* **Task instructions**: Reproduce each of the rows below word for word, keeping every character and line break unchanged.

* **Supplied material**:
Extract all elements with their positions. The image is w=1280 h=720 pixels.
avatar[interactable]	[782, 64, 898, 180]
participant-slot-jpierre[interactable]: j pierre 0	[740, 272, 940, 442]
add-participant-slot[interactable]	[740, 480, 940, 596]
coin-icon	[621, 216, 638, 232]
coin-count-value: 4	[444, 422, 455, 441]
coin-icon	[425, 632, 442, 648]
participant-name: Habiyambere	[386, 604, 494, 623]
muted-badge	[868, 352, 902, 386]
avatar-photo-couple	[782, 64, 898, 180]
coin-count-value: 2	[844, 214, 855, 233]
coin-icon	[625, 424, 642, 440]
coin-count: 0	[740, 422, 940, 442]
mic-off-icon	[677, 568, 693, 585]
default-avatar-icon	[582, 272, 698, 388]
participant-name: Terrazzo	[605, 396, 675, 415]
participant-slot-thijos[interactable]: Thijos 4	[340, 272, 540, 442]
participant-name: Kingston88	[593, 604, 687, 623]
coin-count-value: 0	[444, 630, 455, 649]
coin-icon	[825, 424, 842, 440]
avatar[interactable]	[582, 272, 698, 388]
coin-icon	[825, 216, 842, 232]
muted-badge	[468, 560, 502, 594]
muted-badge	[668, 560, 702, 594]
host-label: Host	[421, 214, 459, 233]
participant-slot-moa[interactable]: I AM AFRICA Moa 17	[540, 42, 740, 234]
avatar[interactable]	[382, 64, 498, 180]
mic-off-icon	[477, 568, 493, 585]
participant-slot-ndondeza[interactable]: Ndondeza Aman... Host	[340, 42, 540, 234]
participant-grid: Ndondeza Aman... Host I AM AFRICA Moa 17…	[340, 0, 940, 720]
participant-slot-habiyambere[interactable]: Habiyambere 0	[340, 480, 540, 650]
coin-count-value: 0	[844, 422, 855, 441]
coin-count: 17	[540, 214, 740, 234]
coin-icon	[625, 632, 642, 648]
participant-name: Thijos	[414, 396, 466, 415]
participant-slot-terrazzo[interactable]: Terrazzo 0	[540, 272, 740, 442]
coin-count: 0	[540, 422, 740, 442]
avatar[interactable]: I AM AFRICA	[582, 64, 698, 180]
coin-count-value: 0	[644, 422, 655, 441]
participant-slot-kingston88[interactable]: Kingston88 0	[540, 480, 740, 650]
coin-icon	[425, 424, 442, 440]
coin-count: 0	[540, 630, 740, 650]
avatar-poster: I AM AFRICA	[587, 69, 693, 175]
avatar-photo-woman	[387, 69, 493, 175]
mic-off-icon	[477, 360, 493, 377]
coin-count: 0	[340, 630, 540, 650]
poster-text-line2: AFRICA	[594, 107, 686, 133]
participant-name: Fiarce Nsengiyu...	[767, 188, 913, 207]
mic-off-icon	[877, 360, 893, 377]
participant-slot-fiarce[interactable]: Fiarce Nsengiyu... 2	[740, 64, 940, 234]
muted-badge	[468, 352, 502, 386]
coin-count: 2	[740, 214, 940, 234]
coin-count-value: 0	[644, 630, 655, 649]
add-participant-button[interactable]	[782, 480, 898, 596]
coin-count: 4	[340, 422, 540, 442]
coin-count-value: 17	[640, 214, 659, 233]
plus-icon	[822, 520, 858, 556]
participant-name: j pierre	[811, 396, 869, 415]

* **Response to the task**:
Extract all elements with their positions. The image is w=1280 h=720 pixels.
avatar[interactable]	[782, 64, 898, 180]
participant-slot-jpierre[interactable]: j pierre 0	[740, 272, 940, 442]
add-participant-slot[interactable]	[740, 480, 940, 596]
coin-icon	[621, 216, 638, 232]
coin-count-value: 4	[444, 422, 455, 441]
coin-icon	[425, 632, 442, 648]
participant-name: Habiyambere	[386, 604, 494, 623]
muted-badge	[868, 352, 902, 386]
avatar-photo-couple	[782, 64, 898, 180]
coin-count-value: 2	[844, 214, 855, 233]
coin-icon	[625, 424, 642, 440]
coin-count: 0	[740, 422, 940, 442]
mic-off-icon	[677, 568, 693, 585]
default-avatar-icon	[582, 272, 698, 388]
participant-name: Terrazzo	[605, 396, 675, 415]
participant-slot-thijos[interactable]: Thijos 4	[340, 272, 540, 442]
participant-name: Kingston88	[593, 604, 687, 623]
coin-count-value: 0	[444, 630, 455, 649]
coin-icon	[825, 424, 842, 440]
avatar[interactable]	[582, 272, 698, 388]
coin-icon	[825, 216, 842, 232]
muted-badge	[468, 560, 502, 594]
muted-badge	[668, 560, 702, 594]
host-label: Host	[421, 214, 459, 233]
participant-slot-moa[interactable]: I AM AFRICA Moa 17	[540, 42, 740, 234]
avatar[interactable]	[382, 64, 498, 180]
mic-off-icon	[477, 568, 493, 585]
participant-slot-ndondeza[interactable]: Ndondeza Aman... Host	[340, 42, 540, 234]
participant-grid: Ndondeza Aman... Host I AM AFRICA Moa 17…	[340, 0, 940, 720]
participant-slot-habiyambere[interactable]: Habiyambere 0	[340, 480, 540, 650]
coin-count-value: 0	[844, 422, 855, 441]
coin-count: 17	[540, 214, 740, 234]
coin-icon	[625, 632, 642, 648]
participant-name: Thijos	[414, 396, 466, 415]
participant-slot-terrazzo[interactable]: Terrazzo 0	[540, 272, 740, 442]
coin-count: 0	[540, 422, 740, 442]
avatar[interactable]: I AM AFRICA	[582, 64, 698, 180]
coin-count-value: 0	[644, 422, 655, 441]
participant-slot-kingston88[interactable]: Kingston88 0	[540, 480, 740, 650]
coin-icon	[425, 424, 442, 440]
coin-count: 0	[540, 630, 740, 650]
avatar-poster: I AM AFRICA	[587, 69, 693, 175]
avatar-photo-woman	[387, 69, 493, 175]
mic-off-icon	[477, 360, 493, 377]
coin-count: 0	[340, 630, 540, 650]
poster-text-line2: AFRICA	[594, 107, 686, 133]
participant-name: Fiarce Nsengiyu...	[767, 188, 913, 207]
mic-off-icon	[877, 360, 893, 377]
participant-slot-fiarce[interactable]: Fiarce Nsengiyu... 2	[740, 64, 940, 234]
muted-badge	[468, 352, 502, 386]
coin-count: 2	[740, 214, 940, 234]
coin-count-value: 0	[644, 630, 655, 649]
add-participant-button[interactable]	[782, 480, 898, 596]
coin-count: 4	[340, 422, 540, 442]
coin-count-value: 17	[640, 214, 659, 233]
plus-icon	[822, 520, 858, 556]
participant-name: j pierre	[811, 396, 869, 415]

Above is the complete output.